▶ [Task objective] Below are some entries. Copy each line that holds the string "ffffff".

─── Records

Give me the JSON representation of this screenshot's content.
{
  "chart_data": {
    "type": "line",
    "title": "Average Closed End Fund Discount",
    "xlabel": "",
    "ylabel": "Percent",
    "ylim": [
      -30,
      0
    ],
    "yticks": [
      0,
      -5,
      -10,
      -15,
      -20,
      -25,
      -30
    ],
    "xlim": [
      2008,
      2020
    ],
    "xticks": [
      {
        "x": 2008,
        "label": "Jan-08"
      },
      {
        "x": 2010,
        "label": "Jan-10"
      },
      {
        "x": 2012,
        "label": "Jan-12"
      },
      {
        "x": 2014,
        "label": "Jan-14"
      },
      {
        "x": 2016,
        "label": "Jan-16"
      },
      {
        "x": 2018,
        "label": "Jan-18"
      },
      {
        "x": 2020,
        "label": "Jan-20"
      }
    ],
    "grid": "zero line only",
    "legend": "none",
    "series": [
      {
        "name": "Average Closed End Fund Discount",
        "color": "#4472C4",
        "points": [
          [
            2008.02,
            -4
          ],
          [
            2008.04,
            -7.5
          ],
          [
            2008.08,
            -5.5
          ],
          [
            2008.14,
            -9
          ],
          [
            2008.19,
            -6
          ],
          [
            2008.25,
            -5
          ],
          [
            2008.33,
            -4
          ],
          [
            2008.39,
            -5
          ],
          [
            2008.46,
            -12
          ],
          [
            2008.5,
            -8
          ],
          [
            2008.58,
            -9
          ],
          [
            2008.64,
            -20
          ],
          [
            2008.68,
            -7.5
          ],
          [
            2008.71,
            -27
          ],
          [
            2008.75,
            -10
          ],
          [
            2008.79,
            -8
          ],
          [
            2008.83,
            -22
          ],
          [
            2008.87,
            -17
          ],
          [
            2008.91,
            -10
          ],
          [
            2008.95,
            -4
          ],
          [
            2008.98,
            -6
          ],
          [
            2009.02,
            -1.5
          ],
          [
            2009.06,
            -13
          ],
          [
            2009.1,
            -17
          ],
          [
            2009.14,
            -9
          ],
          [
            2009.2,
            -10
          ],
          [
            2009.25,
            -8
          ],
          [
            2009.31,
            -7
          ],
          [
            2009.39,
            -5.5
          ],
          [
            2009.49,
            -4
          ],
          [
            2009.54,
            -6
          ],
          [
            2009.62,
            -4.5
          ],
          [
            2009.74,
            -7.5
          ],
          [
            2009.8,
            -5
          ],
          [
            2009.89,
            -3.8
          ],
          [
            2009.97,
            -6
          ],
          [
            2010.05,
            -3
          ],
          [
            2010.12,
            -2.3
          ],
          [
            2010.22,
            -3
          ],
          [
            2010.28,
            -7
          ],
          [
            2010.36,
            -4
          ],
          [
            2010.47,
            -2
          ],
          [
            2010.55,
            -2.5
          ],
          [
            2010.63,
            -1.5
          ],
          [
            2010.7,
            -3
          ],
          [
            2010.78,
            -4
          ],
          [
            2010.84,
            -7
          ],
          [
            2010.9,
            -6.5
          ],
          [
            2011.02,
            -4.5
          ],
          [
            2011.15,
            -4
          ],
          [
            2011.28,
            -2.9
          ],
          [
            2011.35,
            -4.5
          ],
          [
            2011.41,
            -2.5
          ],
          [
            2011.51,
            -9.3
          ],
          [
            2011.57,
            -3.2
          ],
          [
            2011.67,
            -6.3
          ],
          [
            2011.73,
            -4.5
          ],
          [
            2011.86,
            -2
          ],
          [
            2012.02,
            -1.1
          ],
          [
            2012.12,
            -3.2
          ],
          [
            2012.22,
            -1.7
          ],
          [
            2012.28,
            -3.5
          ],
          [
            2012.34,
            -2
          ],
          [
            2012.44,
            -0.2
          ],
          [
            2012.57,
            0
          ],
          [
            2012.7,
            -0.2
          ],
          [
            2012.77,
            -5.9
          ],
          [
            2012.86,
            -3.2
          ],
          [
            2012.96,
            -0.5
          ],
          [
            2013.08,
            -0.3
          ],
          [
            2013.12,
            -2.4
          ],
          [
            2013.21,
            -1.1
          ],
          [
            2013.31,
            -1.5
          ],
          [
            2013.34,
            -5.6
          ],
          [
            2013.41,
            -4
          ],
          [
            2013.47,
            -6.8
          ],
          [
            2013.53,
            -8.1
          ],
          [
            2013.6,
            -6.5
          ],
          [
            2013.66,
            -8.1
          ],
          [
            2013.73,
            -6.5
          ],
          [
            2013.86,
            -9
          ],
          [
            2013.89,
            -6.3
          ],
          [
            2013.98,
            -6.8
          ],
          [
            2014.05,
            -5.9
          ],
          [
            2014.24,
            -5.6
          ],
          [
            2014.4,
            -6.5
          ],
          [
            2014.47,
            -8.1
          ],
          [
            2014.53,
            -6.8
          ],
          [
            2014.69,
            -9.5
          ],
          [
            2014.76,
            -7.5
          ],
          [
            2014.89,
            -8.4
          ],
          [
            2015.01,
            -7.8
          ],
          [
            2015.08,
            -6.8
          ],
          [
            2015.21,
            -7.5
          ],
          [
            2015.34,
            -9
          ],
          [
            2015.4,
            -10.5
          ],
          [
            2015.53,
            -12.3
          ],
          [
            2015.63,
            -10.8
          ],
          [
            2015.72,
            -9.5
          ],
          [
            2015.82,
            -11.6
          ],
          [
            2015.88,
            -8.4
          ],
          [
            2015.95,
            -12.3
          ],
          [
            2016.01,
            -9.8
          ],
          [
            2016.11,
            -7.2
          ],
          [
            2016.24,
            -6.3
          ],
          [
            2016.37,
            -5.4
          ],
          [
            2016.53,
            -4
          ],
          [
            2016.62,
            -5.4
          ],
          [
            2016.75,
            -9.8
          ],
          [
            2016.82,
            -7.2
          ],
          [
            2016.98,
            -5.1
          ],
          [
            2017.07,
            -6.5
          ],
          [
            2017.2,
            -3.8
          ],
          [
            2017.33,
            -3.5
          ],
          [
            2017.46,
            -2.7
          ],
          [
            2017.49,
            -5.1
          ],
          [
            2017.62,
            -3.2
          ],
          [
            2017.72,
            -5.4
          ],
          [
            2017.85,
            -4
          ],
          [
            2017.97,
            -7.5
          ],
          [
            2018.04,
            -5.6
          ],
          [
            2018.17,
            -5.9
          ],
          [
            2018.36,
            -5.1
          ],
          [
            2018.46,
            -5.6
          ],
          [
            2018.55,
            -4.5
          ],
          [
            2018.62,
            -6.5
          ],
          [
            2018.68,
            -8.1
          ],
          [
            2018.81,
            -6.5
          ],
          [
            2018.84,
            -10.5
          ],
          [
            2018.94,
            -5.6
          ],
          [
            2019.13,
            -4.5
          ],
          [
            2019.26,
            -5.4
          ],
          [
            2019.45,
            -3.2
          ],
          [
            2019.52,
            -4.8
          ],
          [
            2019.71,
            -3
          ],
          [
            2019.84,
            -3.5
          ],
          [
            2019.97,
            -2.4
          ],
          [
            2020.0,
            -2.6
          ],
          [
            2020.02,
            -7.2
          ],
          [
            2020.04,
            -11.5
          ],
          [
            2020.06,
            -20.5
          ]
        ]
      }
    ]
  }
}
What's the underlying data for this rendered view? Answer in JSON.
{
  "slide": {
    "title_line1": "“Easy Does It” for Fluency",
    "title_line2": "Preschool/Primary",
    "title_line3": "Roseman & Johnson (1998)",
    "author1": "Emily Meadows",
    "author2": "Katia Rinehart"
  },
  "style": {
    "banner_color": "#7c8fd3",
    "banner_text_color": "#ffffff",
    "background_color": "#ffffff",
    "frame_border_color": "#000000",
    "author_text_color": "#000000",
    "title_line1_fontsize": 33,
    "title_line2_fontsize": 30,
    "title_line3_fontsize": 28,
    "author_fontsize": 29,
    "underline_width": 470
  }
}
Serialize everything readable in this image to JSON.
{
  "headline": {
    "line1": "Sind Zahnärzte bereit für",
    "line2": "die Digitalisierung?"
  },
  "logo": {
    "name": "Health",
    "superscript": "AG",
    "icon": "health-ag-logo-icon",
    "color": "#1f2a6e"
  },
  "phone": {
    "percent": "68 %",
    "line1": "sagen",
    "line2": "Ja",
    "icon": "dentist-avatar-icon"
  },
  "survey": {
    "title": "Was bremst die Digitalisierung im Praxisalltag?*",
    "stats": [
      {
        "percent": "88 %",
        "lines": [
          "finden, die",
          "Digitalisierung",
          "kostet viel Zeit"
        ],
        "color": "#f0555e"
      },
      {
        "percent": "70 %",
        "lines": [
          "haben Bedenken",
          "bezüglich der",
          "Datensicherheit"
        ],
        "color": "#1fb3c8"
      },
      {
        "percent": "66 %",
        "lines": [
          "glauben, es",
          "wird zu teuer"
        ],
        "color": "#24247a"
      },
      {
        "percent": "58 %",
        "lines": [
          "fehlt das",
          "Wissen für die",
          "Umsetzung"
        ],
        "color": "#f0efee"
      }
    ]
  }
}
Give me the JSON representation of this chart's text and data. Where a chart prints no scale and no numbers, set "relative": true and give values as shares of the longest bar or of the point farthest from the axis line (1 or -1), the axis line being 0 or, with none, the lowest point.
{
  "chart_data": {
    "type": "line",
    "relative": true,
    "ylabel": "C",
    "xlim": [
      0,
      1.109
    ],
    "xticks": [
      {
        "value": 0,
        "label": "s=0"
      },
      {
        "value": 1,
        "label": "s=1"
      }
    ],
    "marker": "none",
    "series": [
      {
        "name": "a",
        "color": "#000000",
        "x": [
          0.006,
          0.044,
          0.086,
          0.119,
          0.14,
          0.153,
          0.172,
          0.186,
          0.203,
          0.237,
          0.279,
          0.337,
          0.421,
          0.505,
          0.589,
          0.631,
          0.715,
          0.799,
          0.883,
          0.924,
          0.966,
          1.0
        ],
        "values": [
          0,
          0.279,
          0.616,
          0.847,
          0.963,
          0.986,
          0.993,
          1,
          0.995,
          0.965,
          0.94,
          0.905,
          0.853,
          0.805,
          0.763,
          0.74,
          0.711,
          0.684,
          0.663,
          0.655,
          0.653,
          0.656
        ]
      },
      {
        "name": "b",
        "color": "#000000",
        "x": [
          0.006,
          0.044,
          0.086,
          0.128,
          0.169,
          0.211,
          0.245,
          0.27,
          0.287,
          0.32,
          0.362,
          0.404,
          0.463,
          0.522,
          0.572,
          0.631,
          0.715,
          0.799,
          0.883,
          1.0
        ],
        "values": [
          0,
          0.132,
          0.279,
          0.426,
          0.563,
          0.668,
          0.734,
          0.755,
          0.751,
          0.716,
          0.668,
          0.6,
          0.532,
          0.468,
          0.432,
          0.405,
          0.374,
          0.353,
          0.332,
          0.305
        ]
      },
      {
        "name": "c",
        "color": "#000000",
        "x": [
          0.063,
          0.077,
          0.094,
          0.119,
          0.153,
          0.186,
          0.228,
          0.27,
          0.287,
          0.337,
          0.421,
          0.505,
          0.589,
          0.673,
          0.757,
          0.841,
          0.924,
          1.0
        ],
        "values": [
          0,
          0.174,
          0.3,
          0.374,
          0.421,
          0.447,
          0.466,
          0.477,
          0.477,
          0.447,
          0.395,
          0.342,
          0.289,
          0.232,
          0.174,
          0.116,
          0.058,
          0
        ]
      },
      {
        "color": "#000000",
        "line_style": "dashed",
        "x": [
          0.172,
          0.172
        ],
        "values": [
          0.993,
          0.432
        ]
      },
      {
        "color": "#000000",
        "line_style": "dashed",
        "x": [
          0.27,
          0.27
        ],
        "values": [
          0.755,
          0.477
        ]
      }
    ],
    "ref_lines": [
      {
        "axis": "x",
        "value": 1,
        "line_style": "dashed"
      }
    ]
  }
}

──────

▶ [The output]
    "banner_text_color": "#ffffff",
    "background_color": "#ffffff",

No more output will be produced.